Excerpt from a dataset
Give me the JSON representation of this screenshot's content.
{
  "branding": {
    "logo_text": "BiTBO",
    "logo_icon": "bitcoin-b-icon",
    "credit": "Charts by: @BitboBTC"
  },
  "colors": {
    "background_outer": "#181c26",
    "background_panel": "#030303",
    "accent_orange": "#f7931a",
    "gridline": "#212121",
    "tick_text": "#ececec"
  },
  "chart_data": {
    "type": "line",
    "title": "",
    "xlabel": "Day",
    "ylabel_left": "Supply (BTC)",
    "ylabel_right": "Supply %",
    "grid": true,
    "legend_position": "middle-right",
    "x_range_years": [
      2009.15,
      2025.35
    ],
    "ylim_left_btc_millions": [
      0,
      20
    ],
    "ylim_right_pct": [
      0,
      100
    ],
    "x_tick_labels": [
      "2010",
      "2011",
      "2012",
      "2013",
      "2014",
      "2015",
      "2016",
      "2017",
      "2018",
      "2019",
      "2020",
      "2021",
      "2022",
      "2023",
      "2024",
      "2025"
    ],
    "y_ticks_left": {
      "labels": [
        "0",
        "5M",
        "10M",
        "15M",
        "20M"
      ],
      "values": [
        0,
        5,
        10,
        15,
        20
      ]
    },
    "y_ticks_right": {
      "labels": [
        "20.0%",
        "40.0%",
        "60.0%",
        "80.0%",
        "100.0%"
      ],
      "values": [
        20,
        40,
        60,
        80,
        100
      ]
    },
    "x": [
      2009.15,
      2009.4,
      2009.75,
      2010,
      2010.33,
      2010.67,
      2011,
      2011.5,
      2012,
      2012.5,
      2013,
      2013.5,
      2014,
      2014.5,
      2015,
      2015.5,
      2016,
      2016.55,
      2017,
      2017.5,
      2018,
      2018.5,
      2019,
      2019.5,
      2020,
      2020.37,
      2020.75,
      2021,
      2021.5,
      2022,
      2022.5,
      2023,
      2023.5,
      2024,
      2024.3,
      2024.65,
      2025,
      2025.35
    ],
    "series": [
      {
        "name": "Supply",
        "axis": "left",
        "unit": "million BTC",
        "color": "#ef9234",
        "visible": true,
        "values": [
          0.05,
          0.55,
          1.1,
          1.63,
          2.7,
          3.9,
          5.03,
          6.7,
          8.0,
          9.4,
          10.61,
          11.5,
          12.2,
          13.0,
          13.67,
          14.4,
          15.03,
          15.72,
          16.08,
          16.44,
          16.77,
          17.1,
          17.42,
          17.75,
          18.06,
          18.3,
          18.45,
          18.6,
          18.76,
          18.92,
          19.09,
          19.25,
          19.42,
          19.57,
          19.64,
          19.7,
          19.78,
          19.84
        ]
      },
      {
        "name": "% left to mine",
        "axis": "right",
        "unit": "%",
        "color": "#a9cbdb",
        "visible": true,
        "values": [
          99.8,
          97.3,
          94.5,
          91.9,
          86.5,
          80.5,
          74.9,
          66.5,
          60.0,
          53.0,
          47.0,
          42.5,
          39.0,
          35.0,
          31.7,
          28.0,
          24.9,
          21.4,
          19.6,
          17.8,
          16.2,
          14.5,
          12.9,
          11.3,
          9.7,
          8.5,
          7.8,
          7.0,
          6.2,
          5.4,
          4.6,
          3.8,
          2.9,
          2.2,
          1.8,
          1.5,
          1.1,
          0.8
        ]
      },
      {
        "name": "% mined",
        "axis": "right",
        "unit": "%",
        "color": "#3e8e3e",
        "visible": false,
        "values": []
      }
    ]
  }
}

Written instruction:
Return all of the data word for word.

Complete response:
Give me the JSON representation of this screenshot's content.
{
  "branding": {
    "logo_text": "BiTBO",
    "logo_icon": "bitcoin-b-icon",
    "credit": "Charts by: @BitboBTC"
  },
  "colors": {
    "background_outer": "#181c26",
    "background_panel": "#030303",
    "accent_orange": "#f7931a",
    "gridline": "#212121",
    "tick_text": "#ececec"
  },
  "chart_data": {
    "type": "line",
    "title": "",
    "xlabel": "Day",
    "ylabel_left": "Supply (BTC)",
    "ylabel_right": "Supply %",
    "grid": true,
    "legend_position": "middle-right",
    "x_range_years": [
      2009.15,
      2025.35
    ],
    "ylim_left_btc_millions": [
      0,
      20
    ],
    "ylim_right_pct": [
      0,
      100
    ],
    "x_tick_labels": [
      "2010",
      "2011",
      "2012",
      "2013",
      "2014",
      "2015",
      "2016",
      "2017",
      "2018",
      "2019",
      "2020",
      "2021",
      "2022",
      "2023",
      "2024",
      "2025"
    ],
    "y_ticks_left": {
      "labels": [
        "0",
        "5M",
        "10M",
        "15M",
        "20M"
      ],
      "values": [
        0,
        5,
        10,
        15,
        20
      ]
    },
    "y_ticks_right": {
      "labels": [
        "20.0%",
        "40.0%",
        "60.0%",
        "80.0%",
        "100.0%"
      ],
      "values": [
        20,
        40,
        60,
        80,
        100
      ]
    },
    "x": [
      2009.15,
      2009.4,
      2009.75,
      2010,
      2010.33,
      2010.67,
      2011,
      2011.5,
      2012,
      2012.5,
      2013,
      2013.5,
      2014,
      2014.5,
      2015,
      2015.5,
      2016,
      2016.55,
      2017,
      2017.5,
      2018,
      2018.5,
      2019,
      2019.5,
      2020,
      2020.37,
      2020.75,
      2021,
      2021.5,
      2022,
      2022.5,
      2023,
      2023.5,
      2024,
      2024.3,
      2024.65,
      2025,
      2025.35
    ],
    "series": [
      {
        "name": "Supply",
        "axis": "left",
        "unit": "million BTC",
        "color": "#ef9234",
        "visible": true,
        "values": [
          0.05,
          0.55,
          1.1,
          1.63,
          2.7,
          3.9,
          5.03,
          6.7,
          8.0,
          9.4,
          10.61,
          11.5,
          12.2,
          13.0,
          13.67,
          14.4,
          15.03,
          15.72,
          16.08,
          16.44,
          16.77,
          17.1,
          17.42,
          17.75,
          18.06,
          18.3,
          18.45,
          18.6,
          18.76,
          18.92,
          19.09,
          19.25,
          19.42,
          19.57,
          19.64,
          19.7,
          19.78,
          19.84
        ]
      },
      {
        "name": "% left to mine",
        "axis": "right",
        "unit": "%",
        "color": "#a9cbdb",
        "visible": true,
        "values": [
          99.8,
          97.3,
          94.5,
          91.9,
          86.5,
          80.5,
          74.9,
          66.5,
          60.0,
          53.0,
          47.0,
          42.5,
          39.0,
          35.0,
          31.7,
          28.0,
          24.9,
          21.4,
          19.6,
          17.8,
          16.2,
          14.5,
          12.9,
          11.3,
          9.7,
          8.5,
          7.8,
          7.0,
          6.2,
          5.4,
          4.6,
          3.8,
          2.9,
          2.2,
          1.8,
          1.5,
          1.1,
          0.8
        ]
      },
      {
        "name": "% mined",
        "axis": "right",
        "unit": "%",
        "color": "#3e8e3e",
        "visible": false,
        "values": []
      }
    ]
  }
}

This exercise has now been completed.